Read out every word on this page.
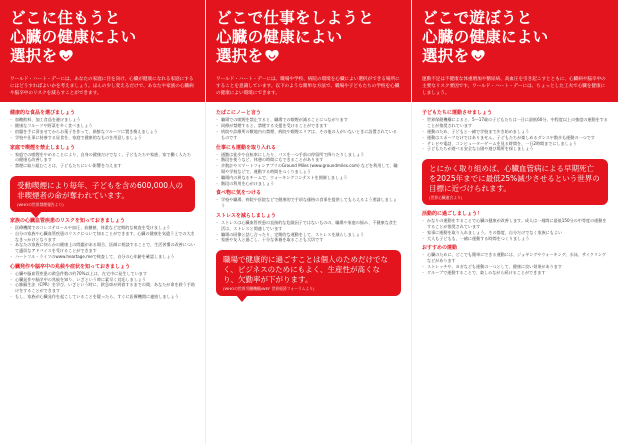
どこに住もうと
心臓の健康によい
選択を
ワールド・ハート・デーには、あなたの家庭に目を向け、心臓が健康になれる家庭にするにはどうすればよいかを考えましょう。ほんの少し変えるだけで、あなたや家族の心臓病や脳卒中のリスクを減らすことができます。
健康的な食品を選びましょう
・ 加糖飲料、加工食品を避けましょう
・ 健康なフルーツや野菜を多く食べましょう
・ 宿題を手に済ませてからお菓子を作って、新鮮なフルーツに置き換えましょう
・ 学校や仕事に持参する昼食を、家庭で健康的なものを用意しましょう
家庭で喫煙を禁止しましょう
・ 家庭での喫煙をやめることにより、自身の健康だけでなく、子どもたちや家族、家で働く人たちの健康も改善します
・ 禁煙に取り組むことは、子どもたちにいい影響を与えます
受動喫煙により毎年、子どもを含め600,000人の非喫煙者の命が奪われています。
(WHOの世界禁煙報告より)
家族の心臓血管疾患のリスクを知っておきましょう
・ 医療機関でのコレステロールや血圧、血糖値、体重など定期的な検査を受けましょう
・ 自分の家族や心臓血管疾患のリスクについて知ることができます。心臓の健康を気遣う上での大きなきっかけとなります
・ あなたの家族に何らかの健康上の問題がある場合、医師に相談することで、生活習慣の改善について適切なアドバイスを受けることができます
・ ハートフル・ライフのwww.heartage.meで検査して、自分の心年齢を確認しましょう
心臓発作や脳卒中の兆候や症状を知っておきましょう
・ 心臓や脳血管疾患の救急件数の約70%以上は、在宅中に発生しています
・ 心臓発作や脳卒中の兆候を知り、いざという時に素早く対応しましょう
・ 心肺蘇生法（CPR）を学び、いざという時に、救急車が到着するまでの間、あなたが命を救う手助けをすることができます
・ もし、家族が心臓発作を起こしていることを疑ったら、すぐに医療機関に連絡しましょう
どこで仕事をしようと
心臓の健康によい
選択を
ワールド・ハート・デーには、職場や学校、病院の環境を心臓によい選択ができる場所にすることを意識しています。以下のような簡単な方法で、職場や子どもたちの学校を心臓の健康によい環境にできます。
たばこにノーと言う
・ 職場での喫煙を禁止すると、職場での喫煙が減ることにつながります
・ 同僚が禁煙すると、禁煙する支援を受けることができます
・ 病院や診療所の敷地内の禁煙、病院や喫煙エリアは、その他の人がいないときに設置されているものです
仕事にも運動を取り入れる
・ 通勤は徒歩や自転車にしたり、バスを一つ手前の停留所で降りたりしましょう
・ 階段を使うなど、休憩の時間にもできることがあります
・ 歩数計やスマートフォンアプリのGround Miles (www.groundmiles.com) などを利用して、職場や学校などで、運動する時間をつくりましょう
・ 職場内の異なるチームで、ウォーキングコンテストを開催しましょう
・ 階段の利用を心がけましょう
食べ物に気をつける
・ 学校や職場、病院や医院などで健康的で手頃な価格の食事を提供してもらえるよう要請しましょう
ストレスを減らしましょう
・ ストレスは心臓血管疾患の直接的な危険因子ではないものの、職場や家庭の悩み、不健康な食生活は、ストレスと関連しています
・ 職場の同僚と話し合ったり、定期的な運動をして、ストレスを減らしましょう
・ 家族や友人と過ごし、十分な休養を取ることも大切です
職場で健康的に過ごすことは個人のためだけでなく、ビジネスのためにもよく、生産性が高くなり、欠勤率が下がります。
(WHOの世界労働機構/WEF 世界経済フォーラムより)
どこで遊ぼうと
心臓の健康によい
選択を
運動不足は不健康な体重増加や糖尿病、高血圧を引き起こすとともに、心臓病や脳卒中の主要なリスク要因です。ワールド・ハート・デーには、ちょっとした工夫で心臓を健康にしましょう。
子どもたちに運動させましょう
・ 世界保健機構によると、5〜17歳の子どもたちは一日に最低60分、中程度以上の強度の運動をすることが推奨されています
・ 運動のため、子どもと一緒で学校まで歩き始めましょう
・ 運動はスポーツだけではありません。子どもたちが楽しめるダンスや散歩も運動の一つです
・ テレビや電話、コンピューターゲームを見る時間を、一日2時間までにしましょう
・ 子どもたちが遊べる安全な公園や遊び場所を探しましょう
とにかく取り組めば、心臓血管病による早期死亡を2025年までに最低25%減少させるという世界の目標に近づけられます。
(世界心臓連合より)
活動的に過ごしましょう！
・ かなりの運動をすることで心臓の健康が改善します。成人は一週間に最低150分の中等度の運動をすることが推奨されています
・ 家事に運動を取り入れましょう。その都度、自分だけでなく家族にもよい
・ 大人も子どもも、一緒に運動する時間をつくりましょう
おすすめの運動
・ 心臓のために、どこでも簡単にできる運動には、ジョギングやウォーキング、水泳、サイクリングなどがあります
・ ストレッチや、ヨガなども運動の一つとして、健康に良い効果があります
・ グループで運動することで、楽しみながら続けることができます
==
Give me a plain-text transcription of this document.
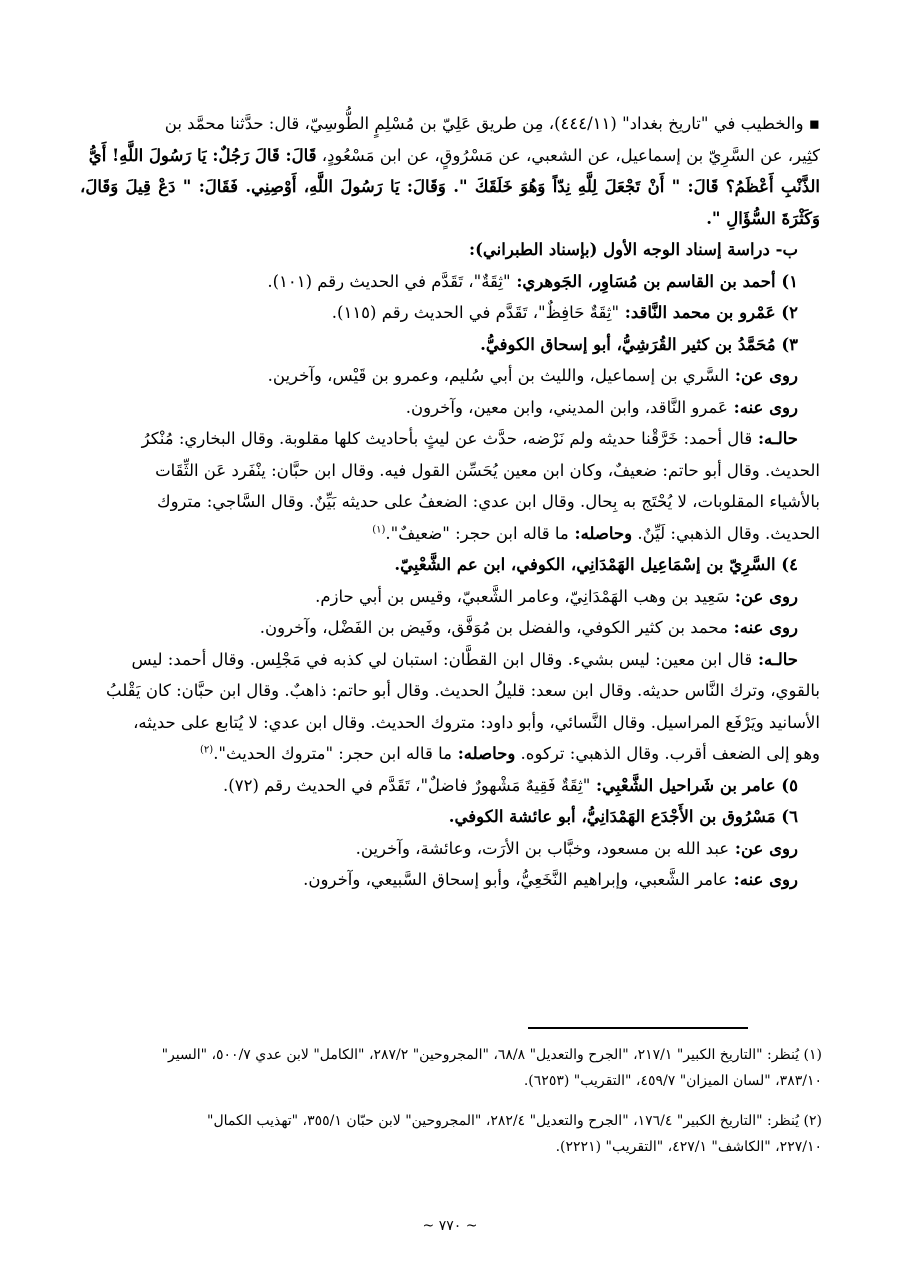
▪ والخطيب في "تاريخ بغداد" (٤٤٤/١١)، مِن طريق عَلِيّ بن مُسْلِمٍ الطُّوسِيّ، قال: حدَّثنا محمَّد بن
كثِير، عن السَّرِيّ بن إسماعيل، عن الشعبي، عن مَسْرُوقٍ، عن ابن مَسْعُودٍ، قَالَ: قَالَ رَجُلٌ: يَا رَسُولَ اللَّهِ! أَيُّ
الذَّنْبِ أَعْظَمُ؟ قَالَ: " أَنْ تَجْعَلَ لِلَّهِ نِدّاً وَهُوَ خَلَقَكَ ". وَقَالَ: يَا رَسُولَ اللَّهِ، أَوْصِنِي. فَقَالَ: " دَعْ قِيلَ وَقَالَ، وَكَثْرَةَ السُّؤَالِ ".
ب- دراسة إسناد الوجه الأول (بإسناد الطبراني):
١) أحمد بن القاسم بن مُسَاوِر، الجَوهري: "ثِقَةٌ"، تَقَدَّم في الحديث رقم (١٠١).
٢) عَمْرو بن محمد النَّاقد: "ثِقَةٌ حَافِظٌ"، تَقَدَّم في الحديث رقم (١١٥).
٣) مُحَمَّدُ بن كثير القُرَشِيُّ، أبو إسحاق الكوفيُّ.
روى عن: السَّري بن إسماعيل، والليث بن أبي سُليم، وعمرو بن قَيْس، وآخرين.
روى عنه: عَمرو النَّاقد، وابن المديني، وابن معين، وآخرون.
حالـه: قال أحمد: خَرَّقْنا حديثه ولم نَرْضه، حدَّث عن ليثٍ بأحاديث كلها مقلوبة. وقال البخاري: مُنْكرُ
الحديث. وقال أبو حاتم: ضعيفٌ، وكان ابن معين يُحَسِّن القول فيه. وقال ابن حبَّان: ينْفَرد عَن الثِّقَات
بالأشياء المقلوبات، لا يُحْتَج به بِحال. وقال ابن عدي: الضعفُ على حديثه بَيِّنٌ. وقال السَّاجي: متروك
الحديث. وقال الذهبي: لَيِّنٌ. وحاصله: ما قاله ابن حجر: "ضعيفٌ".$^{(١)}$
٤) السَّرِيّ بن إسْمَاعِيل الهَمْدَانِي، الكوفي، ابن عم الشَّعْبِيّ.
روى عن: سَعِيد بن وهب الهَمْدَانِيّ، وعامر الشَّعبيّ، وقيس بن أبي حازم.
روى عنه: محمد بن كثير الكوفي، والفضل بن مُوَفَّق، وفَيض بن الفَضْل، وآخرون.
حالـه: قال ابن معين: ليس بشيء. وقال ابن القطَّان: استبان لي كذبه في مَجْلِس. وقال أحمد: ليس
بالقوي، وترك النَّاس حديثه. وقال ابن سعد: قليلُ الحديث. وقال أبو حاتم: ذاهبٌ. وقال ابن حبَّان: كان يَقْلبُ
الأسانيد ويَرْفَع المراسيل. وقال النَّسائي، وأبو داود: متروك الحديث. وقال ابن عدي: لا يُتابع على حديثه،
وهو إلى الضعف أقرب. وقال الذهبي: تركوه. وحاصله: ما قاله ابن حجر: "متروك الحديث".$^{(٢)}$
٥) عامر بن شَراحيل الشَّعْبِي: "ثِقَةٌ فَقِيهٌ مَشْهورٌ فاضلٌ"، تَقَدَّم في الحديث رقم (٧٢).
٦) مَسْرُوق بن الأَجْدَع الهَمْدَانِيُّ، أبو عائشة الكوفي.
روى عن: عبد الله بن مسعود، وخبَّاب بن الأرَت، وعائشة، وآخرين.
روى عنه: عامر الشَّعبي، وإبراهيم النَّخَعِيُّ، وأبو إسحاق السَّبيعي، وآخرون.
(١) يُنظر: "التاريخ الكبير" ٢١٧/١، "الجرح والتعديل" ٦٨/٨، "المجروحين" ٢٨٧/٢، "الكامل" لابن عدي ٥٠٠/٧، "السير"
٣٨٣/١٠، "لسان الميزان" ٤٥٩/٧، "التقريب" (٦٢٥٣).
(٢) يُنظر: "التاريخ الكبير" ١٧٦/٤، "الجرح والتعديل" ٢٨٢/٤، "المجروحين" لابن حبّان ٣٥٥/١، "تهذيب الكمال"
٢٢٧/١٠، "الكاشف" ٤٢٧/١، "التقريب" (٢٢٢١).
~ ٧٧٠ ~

# TASK TO CARRY OUT
Copy out all lines from the material above that contain the string "إسحاق".

# COMPLETED TASK
٣) مُحَمَّدُ بن كثير القُرَشِيُّ، أبو إسحاق الكوفيُّ.
روى عنه: عامر الشَّعبي، وإبراهيم النَّخَعِيُّ، وأبو إسحاق السَّبيعي، وآخرون.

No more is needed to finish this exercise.